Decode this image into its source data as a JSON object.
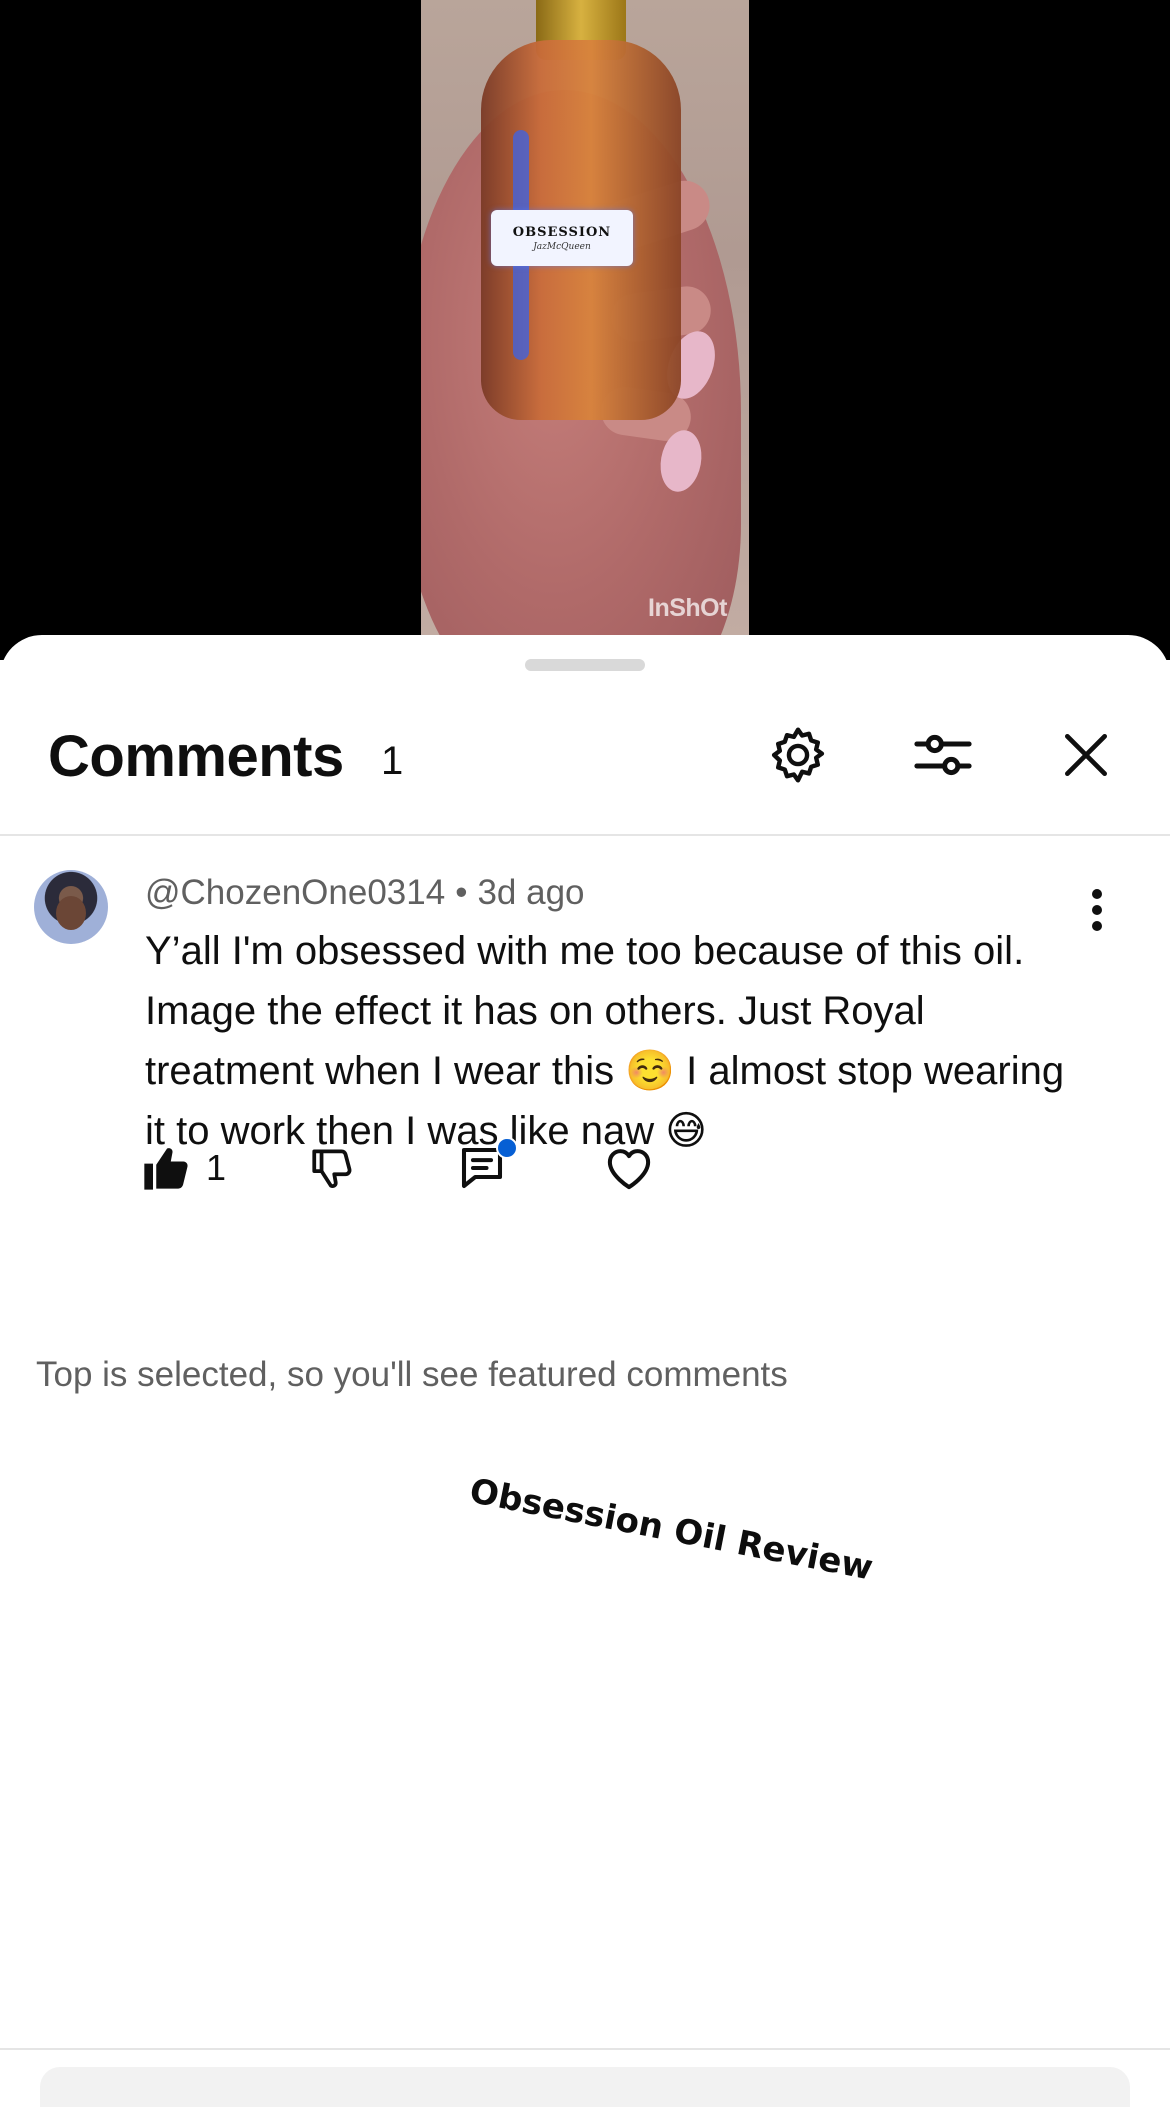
{
  "video": {
    "label_title": "OBSESSION",
    "label_subtitle": "JazMcQueen",
    "watermark": "InShOt"
  },
  "header": {
    "title": "Comments",
    "count": "1",
    "icons": [
      "settings-gear-icon",
      "filter-sliders-icon",
      "close-icon"
    ]
  },
  "comment": {
    "author": "@ChozenOne0314",
    "separator": "•",
    "time": "3d ago",
    "text": "Y’all I'm obsessed with me too because of this oil. Image the effect it has on others. Just Royal treatment when I wear this ☺️ I almost stop wearing it to work then I was like naw 😅",
    "like_count": "1",
    "reply_indicator_color": "#065fd4"
  },
  "notice": "Top is selected, so you'll see featured comments",
  "overlay_caption": "Obsession Oil Review"
}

__Written problem__:
Quote each record exactly as it stands, minus the pictures.

__Solved problem__:
Decode this image into its source data as a JSON object.
{
  "video": {
    "label_title": "OBSESSION",
    "label_subtitle": "JazMcQueen",
    "watermark": "InShOt"
  },
  "header": {
    "title": "Comments",
    "count": "1",
    "icons": [
      "settings-gear-icon",
      "filter-sliders-icon",
      "close-icon"
    ]
  },
  "comment": {
    "author": "@ChozenOne0314",
    "separator": "•",
    "time": "3d ago",
    "text": "Y’all I'm obsessed with me too because of this oil. Image the effect it has on others. Just Royal treatment when I wear this ☺️ I almost stop wearing it to work then I was like naw 😅",
    "like_count": "1",
    "reply_indicator_color": "#065fd4"
  },
  "notice": "Top is selected, so you'll see featured comments",
  "overlay_caption": "Obsession Oil Review"
}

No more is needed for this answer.